__What is needed__:
Transcribe the records exactly. Pictures do not belong in the transcription.

=== Information shown ===

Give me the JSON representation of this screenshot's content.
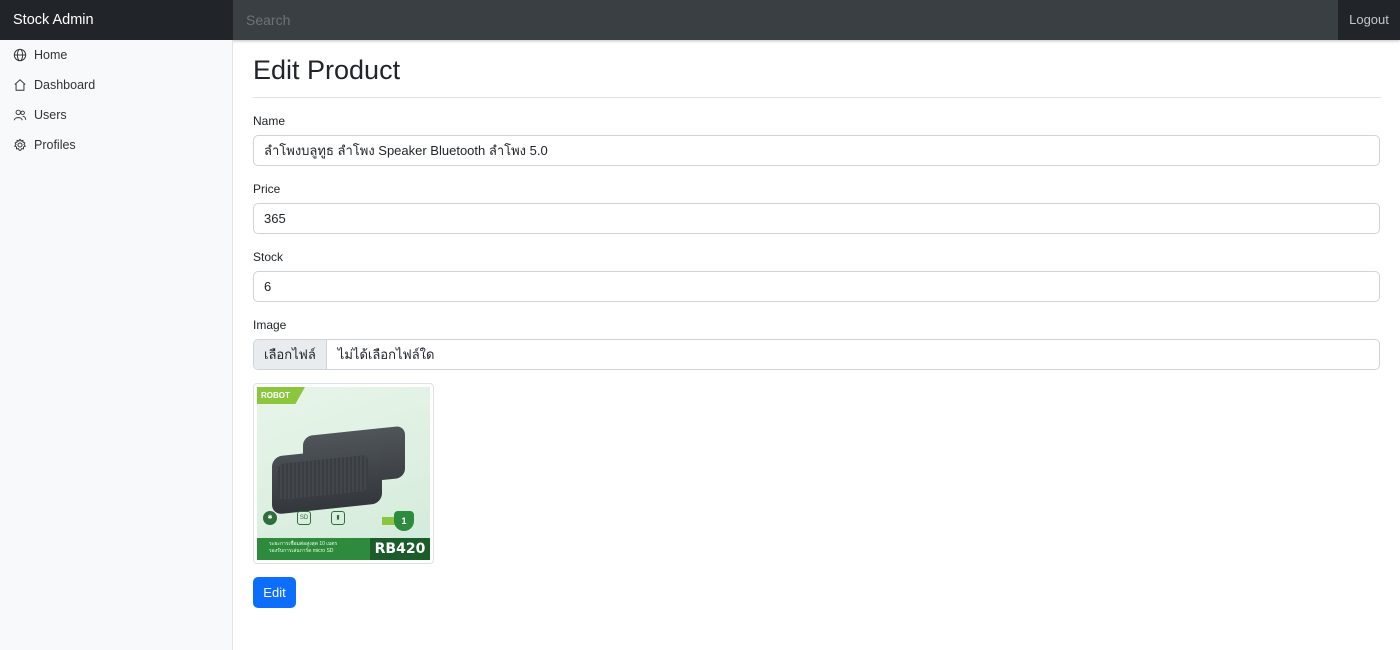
{
  "app": {
    "brand": "Stock Admin"
  },
  "topbar": {
    "search_placeholder": "Search",
    "logout_label": "Logout"
  },
  "sidebar": {
    "items": [
      {
        "label": "Home",
        "icon": "globe-icon"
      },
      {
        "label": "Dashboard",
        "icon": "house-icon"
      },
      {
        "label": "Users",
        "icon": "users-icon"
      },
      {
        "label": "Profiles",
        "icon": "gear-icon"
      }
    ]
  },
  "page": {
    "title": "Edit Product"
  },
  "form": {
    "name_label": "Name",
    "name_value": "ลำโพงบลูทูธ ลำโพง Speaker Bluetooth ลำโพง 5.0",
    "price_label": "Price",
    "price_value": "365",
    "stock_label": "Stock",
    "stock_value": "6",
    "image_label": "Image",
    "file_button": "เลือกไฟล์",
    "file_status": "ไม่ได้เลือกไฟล์ใด",
    "submit_label": "Edit"
  },
  "product_image": {
    "brand_logo": "ROBOT",
    "model": "RB420",
    "caption_line1": "ระยะการเชื่อมต่อสูงสุด 10 เมตร",
    "caption_line2": "รองรับการเล่นการ์ด micro SD",
    "warranty": "1"
  },
  "colors": {
    "primary": "#0d6efd",
    "topbar": "#343a40",
    "brand_bg": "#212529",
    "sidebar_bg": "#f8f9fa"
  }
}
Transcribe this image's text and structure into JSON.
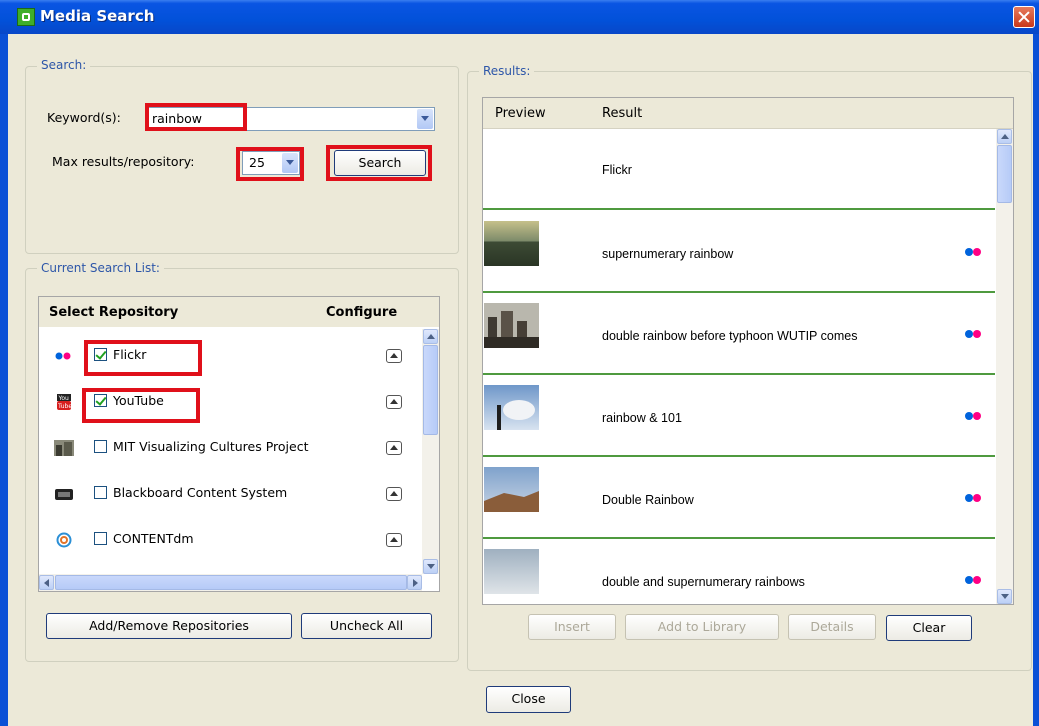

===

__Exercise output__:
Give me the JSON representation of this screenshot's content.
{
  "app": {
    "brand": "Stock Admin"
  },
  "topbar": {
    "search_placeholder": "Search",
    "logout_label": "Logout"
  },
  "sidebar": {
    "items": [
      {
        "label": "Home",
        "icon": "globe-icon"
      },
      {
        "label": "Dashboard",
        "icon": "house-icon"
      },
      {
        "label": "Users",
        "icon": "users-icon"
      },
      {
        "label": "Profiles",
        "icon": "gear-icon"
      }
    ]
  },
  "page": {
    "title": "Edit Product"
  },
  "form": {
    "name_label": "Name",
    "name_value": "ลำโพงบลูทูธ ลำโพง Speaker Bluetooth ลำโพง 5.0",
    "price_label": "Price",
    "price_value": "365",
    "stock_label": "Stock",
    "stock_value": "6",
    "image_label": "Image",
    "file_button": "เลือกไฟล์",
    "file_status": "ไม่ได้เลือกไฟล์ใด",
    "submit_label": "Edit"
  },
  "product_image": {
    "brand_logo": "ROBOT",
    "model": "RB420",
    "caption_line1": "ระยะการเชื่อมต่อสูงสุด 10 เมตร",
    "caption_line2": "รองรับการเล่นการ์ด micro SD",
    "warranty": "1"
  },
  "colors": {
    "primary": "#0d6efd",
    "topbar": "#343a40",
    "brand_bg": "#212529",
    "sidebar_bg": "#f8f9fa"
  }
}
Transcribe this image's text and structure into JSON.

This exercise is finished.